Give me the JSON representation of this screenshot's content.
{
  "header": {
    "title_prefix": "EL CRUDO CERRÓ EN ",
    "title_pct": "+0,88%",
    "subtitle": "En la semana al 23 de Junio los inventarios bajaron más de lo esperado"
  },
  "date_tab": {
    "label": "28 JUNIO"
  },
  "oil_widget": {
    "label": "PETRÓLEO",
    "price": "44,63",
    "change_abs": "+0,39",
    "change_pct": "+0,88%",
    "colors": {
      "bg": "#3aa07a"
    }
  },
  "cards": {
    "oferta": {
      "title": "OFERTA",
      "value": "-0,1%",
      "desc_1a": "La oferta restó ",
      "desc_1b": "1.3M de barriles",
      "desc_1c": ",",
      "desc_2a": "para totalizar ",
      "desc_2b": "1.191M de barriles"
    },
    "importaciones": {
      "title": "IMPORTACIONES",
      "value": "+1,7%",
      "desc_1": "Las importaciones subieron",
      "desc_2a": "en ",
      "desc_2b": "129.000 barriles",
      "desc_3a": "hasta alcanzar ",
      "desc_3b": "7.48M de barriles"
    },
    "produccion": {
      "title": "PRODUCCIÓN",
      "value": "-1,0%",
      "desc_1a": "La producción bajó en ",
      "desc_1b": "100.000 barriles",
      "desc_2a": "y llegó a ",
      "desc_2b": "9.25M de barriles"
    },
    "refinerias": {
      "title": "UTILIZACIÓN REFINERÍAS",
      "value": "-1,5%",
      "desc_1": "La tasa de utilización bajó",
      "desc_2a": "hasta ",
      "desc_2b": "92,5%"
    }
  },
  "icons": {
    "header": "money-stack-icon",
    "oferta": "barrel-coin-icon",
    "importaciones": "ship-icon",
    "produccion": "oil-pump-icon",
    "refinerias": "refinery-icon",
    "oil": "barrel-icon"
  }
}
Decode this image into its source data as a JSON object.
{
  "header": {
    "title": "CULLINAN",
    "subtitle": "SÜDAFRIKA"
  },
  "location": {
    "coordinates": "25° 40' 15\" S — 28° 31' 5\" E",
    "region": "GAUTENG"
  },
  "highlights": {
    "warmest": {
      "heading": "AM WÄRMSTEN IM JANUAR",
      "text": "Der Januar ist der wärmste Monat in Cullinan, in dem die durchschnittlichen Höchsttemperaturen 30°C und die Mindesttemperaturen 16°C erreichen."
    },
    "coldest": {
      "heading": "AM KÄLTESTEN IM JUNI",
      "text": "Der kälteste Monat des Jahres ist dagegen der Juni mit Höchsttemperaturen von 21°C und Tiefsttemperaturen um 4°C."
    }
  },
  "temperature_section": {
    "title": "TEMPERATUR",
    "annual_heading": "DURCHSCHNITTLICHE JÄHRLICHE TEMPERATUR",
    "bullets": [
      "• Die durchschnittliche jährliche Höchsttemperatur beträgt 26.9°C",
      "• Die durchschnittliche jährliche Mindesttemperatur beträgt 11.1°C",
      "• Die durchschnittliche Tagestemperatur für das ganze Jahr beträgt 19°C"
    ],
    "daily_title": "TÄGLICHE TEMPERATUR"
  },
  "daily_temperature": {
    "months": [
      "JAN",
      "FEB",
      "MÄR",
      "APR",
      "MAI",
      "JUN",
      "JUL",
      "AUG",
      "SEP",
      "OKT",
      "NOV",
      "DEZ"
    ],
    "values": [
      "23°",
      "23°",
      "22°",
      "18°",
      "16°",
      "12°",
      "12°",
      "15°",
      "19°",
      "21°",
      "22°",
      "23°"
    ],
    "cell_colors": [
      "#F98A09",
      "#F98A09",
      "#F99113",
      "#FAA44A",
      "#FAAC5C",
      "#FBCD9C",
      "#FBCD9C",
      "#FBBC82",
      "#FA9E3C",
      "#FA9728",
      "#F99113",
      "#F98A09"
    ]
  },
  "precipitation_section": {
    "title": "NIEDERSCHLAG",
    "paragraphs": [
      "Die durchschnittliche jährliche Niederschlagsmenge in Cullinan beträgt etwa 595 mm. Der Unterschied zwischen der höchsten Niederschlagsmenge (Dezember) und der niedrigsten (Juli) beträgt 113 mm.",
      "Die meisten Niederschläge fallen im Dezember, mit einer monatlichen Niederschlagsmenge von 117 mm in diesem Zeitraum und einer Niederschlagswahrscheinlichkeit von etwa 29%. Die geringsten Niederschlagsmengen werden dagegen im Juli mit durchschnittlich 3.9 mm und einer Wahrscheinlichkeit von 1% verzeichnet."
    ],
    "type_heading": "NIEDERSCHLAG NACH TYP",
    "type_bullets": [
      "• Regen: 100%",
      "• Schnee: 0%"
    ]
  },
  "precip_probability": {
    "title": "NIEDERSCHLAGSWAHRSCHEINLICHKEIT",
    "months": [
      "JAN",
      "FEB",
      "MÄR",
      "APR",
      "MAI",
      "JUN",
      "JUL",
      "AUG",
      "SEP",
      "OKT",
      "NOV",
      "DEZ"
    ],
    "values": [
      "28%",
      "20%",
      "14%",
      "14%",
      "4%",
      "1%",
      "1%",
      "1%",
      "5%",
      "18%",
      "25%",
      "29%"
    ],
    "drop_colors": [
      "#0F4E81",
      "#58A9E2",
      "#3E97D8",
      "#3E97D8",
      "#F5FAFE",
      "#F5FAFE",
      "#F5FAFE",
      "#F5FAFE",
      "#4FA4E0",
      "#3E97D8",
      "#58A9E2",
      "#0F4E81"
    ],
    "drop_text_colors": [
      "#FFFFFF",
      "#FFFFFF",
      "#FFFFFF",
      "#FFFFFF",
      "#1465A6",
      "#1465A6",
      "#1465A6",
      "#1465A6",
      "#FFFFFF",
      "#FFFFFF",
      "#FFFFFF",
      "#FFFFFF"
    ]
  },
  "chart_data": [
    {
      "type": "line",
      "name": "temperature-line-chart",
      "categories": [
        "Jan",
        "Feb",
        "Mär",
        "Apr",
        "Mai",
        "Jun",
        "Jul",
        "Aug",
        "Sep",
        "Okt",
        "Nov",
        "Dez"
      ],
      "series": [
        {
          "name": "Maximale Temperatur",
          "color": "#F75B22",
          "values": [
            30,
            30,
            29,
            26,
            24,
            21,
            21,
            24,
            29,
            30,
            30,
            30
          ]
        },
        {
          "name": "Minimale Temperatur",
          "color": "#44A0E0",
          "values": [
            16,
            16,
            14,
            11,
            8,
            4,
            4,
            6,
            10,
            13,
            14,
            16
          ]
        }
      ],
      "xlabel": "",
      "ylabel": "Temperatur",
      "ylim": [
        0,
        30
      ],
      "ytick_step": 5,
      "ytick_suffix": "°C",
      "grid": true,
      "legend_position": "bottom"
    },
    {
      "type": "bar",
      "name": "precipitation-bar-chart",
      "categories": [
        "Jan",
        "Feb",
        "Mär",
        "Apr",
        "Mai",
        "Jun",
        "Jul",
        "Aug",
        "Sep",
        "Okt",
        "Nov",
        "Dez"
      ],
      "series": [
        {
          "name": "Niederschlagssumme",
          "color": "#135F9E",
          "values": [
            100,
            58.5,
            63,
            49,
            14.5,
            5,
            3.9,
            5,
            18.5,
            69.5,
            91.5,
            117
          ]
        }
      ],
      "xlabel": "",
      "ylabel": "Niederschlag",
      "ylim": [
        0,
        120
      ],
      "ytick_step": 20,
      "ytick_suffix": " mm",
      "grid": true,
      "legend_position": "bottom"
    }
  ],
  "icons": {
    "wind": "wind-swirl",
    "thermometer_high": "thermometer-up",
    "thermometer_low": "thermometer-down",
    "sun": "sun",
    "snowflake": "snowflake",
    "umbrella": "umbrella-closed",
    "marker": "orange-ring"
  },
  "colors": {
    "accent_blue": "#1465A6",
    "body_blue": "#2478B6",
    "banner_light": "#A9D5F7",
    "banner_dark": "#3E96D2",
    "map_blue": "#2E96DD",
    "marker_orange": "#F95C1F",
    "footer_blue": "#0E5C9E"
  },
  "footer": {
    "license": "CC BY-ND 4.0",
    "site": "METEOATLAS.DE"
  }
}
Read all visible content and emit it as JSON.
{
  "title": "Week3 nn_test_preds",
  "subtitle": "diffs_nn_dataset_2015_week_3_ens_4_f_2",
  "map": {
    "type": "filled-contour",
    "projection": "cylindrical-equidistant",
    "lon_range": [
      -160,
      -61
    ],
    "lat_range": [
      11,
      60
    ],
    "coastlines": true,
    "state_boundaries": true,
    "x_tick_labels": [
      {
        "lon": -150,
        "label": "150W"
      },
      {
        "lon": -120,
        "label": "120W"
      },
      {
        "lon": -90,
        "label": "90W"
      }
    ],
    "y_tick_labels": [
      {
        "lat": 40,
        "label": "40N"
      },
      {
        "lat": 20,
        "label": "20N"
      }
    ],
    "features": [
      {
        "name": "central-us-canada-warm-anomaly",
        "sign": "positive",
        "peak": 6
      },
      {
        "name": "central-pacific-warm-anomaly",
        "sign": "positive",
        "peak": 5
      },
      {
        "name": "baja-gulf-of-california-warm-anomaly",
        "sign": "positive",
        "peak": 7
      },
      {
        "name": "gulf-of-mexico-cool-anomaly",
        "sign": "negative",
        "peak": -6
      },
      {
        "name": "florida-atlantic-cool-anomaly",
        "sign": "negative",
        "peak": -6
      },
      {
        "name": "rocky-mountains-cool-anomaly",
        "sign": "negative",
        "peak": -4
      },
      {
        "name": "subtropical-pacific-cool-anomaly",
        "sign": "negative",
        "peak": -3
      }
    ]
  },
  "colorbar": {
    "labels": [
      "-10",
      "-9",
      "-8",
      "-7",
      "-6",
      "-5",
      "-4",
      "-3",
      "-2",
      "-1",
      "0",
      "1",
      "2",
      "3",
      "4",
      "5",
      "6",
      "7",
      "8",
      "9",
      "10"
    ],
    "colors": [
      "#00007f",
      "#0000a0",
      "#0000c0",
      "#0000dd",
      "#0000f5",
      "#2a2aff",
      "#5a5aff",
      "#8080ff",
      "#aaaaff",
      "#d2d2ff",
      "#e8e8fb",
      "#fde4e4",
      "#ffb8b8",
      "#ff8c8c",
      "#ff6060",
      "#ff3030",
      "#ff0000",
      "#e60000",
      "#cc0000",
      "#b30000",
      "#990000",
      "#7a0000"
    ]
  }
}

-----

Problem requirements
Pick out lines containing the word "cool", each one as written.

Answer below
        "name": "gulf-of-mexico-cool-anomaly",
        "name": "florida-atlantic-cool-anomaly",
        "name": "rocky-mountains-cool-anomaly",
        "name": "subtropical-pacific-cool-anomaly",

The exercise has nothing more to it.